> SET TASK
Will you output the entries below exactly, skipping every image they contain?

┌──

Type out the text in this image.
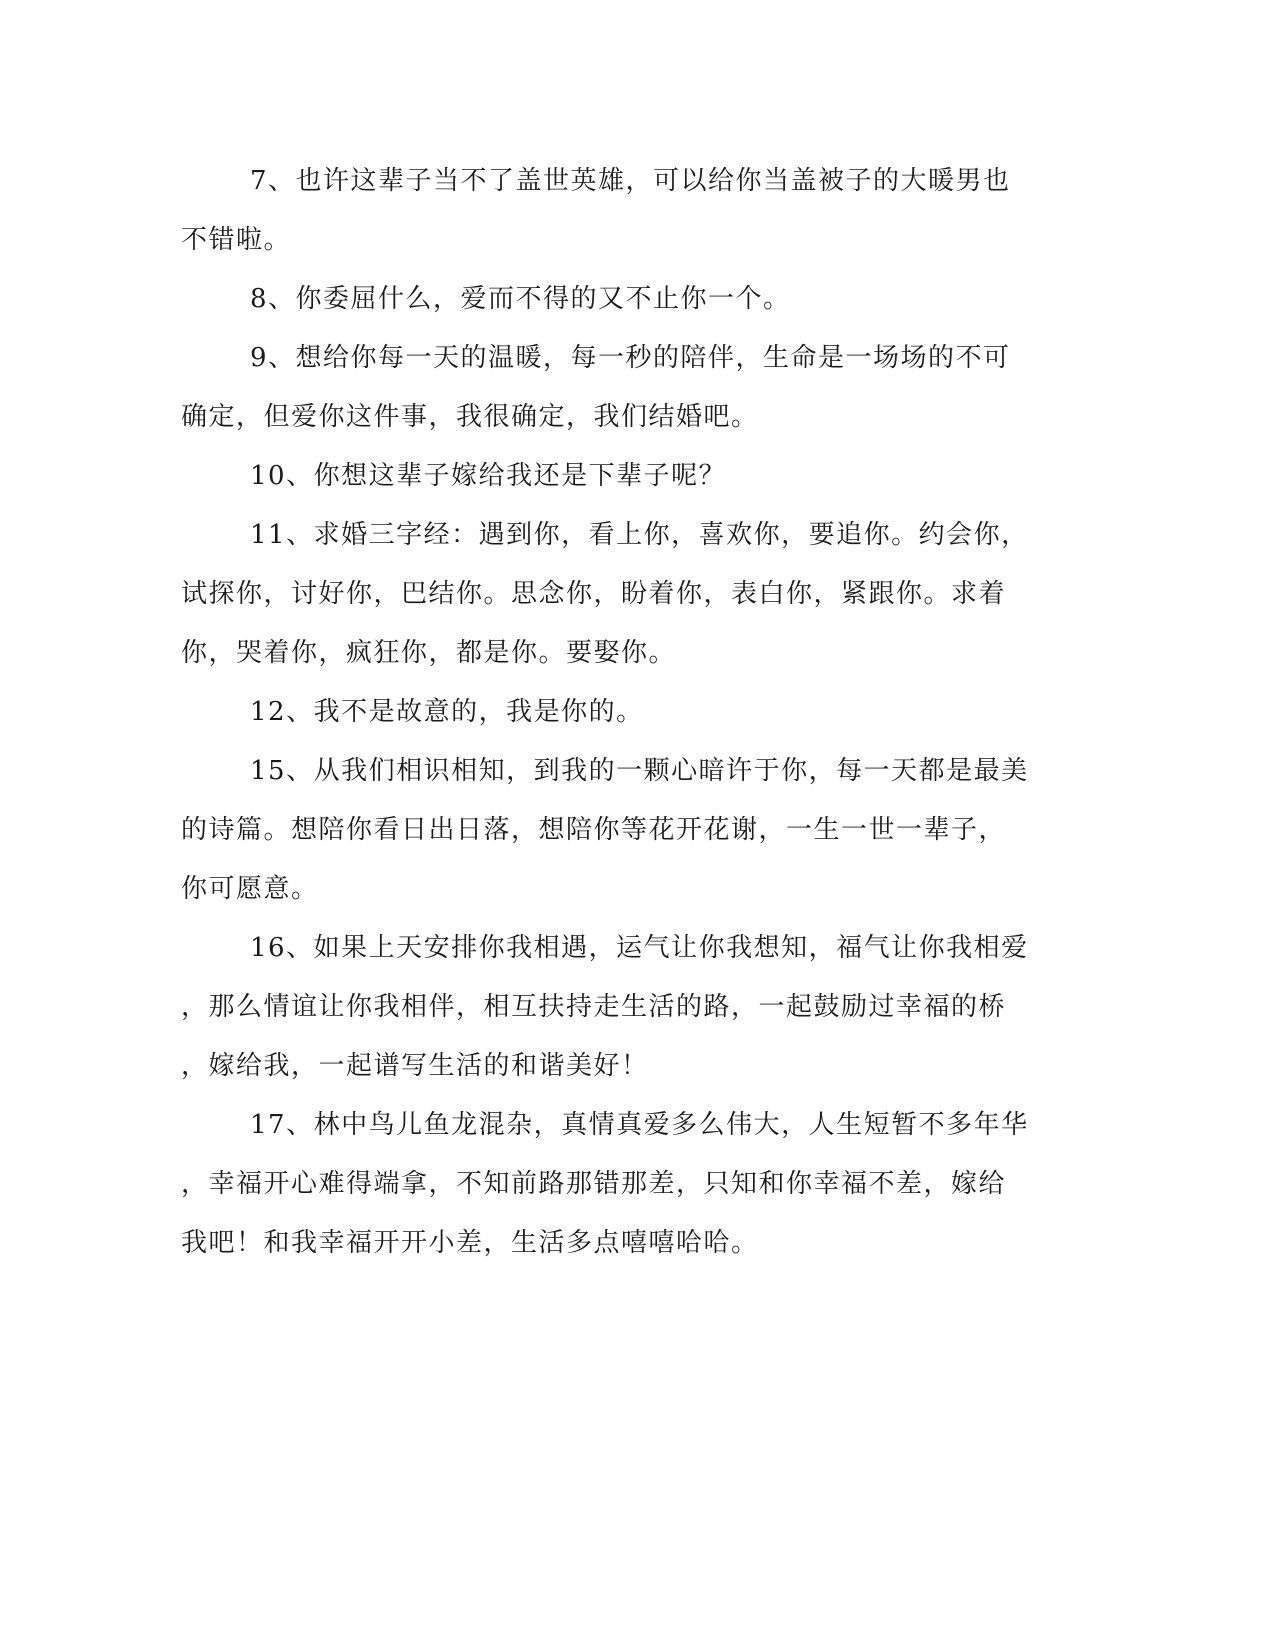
7、也许这辈子当不了盖世英雄，可以给你当盖被子的大暖男也
不错啦。
8、你委屈什么，爱而不得的又不止你一个。
9、想给你每一天的温暖，每一秒的陪伴，生命是一场场的不可
确定，但爱你这件事，我很确定，我们结婚吧。
10、你想这辈子嫁给我还是下辈子呢？
11、求婚三字经：遇到你，看上你，喜欢你，要追你。约会你，
试探你，讨好你，巴结你。思念你，盼着你，表白你，紧跟你。求着
你，哭着你，疯狂你，都是你。要娶你。
12、我不是故意的，我是你的。
15、从我们相识相知，到我的一颗心暗许于你，每一天都是最美
的诗篇。想陪你看日出日落，想陪你等花开花谢，一生一世一辈子，
你可愿意。
16、如果上天安排你我相遇，运气让你我想知，福气让你我相爱
，那么情谊让你我相伴，相互扶持走生活的路，一起鼓励过幸福的桥
，嫁给我，一起谱写生活的和谐美好！
17、林中鸟儿鱼龙混杂，真情真爱多么伟大，人生短暂不多年华
，幸福开心难得端拿，不知前路那错那差，只知和你幸福不差，嫁给
我吧！和我幸福开开小差，生活多点嘻嘻哈哈。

└──

> WRITTEN RESPONSE
Type out the text in this image.
7、也许这辈子当不了盖世英雄，可以给你当盖被子的大暖男也
不错啦。
8、你委屈什么，爱而不得的又不止你一个。
9、想给你每一天的温暖，每一秒的陪伴，生命是一场场的不可
确定，但爱你这件事，我很确定，我们结婚吧。
10、你想这辈子嫁给我还是下辈子呢？
11、求婚三字经：遇到你，看上你，喜欢你，要追你。约会你，
试探你，讨好你，巴结你。思念你，盼着你，表白你，紧跟你。求着
你，哭着你，疯狂你，都是你。要娶你。
12、我不是故意的，我是你的。
15、从我们相识相知，到我的一颗心暗许于你，每一天都是最美
的诗篇。想陪你看日出日落，想陪你等花开花谢，一生一世一辈子，
你可愿意。
16、如果上天安排你我相遇，运气让你我想知，福气让你我相爱
，那么情谊让你我相伴，相互扶持走生活的路，一起鼓励过幸福的桥
，嫁给我，一起谱写生活的和谐美好！
17、林中鸟儿鱼龙混杂，真情真爱多么伟大，人生短暂不多年华
，幸福开心难得端拿，不知前路那错那差，只知和你幸福不差，嫁给
我吧！和我幸福开开小差，生活多点嘻嘻哈哈。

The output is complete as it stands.